**STATED EXERCISE:** Using the listing below, please gather every line containing the word "lines".

**TASK INPUTS:**
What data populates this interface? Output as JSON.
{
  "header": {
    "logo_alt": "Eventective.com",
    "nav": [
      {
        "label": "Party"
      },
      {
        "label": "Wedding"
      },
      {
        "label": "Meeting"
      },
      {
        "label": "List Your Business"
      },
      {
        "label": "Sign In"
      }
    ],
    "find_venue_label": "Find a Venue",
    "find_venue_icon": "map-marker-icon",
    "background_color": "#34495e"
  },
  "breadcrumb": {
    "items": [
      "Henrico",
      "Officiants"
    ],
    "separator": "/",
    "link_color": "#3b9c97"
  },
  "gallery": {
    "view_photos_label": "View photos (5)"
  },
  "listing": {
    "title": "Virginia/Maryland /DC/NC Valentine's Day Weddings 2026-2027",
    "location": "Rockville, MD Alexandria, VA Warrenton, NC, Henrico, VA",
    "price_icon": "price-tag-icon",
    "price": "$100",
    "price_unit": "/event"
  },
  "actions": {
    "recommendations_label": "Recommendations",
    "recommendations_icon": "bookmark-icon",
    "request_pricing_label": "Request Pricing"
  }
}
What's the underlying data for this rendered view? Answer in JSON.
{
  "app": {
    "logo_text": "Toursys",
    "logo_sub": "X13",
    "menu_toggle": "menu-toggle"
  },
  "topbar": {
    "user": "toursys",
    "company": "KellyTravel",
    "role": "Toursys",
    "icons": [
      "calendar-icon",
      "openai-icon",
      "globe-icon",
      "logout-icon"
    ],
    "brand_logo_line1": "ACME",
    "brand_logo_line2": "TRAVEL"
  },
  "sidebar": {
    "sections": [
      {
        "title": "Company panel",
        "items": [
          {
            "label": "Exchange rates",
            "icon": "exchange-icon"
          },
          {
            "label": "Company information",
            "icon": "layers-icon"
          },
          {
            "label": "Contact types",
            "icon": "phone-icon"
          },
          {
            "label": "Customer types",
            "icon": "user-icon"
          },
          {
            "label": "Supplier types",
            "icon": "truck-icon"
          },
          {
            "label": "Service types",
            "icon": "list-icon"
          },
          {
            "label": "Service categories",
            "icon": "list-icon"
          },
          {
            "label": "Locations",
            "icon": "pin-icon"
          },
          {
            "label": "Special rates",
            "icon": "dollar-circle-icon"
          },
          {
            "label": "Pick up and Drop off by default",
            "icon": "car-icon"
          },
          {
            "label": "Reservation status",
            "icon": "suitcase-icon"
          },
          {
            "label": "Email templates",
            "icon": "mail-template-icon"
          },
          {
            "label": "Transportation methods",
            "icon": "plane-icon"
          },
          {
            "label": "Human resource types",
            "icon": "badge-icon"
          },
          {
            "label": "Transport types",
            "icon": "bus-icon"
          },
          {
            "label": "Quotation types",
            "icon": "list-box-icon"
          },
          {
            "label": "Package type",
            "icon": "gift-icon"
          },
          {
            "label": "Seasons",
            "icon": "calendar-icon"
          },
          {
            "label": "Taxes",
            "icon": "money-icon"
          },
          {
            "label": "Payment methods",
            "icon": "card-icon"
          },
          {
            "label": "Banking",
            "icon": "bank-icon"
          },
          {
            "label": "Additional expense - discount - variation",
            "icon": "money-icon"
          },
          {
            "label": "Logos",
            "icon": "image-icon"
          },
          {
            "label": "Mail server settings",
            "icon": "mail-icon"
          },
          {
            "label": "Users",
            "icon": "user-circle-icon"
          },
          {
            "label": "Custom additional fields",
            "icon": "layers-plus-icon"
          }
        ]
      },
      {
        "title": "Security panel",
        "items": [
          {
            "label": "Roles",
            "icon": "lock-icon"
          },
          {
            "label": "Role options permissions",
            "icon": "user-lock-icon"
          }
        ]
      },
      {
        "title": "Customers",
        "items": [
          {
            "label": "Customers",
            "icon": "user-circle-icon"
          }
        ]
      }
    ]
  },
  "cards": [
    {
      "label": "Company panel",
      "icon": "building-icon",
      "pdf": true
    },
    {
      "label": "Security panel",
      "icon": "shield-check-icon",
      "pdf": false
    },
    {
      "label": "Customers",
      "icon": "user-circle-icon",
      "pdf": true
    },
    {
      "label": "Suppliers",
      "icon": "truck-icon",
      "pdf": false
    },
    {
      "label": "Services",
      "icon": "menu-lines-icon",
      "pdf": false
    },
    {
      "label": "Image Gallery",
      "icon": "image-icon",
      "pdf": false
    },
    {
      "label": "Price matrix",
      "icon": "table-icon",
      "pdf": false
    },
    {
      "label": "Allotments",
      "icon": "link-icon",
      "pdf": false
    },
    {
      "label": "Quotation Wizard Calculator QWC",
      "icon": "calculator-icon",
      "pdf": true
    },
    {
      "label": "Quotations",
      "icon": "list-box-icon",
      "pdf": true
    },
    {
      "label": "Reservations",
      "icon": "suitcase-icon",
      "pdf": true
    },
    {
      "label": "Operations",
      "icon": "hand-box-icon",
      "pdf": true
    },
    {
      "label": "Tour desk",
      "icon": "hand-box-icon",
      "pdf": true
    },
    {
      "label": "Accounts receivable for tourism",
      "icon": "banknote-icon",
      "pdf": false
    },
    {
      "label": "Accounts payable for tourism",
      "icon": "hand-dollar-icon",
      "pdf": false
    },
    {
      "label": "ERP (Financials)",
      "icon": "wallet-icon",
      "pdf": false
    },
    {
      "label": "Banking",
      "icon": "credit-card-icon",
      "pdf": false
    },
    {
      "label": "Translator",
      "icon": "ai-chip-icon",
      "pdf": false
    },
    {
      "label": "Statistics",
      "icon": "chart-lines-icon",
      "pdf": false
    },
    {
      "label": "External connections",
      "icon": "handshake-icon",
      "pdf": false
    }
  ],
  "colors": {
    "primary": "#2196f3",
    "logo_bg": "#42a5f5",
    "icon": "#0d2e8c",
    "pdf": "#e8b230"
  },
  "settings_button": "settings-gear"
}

**REPLY:**
      "icon": "menu-lines-icon",
      "icon": "chart-lines-icon",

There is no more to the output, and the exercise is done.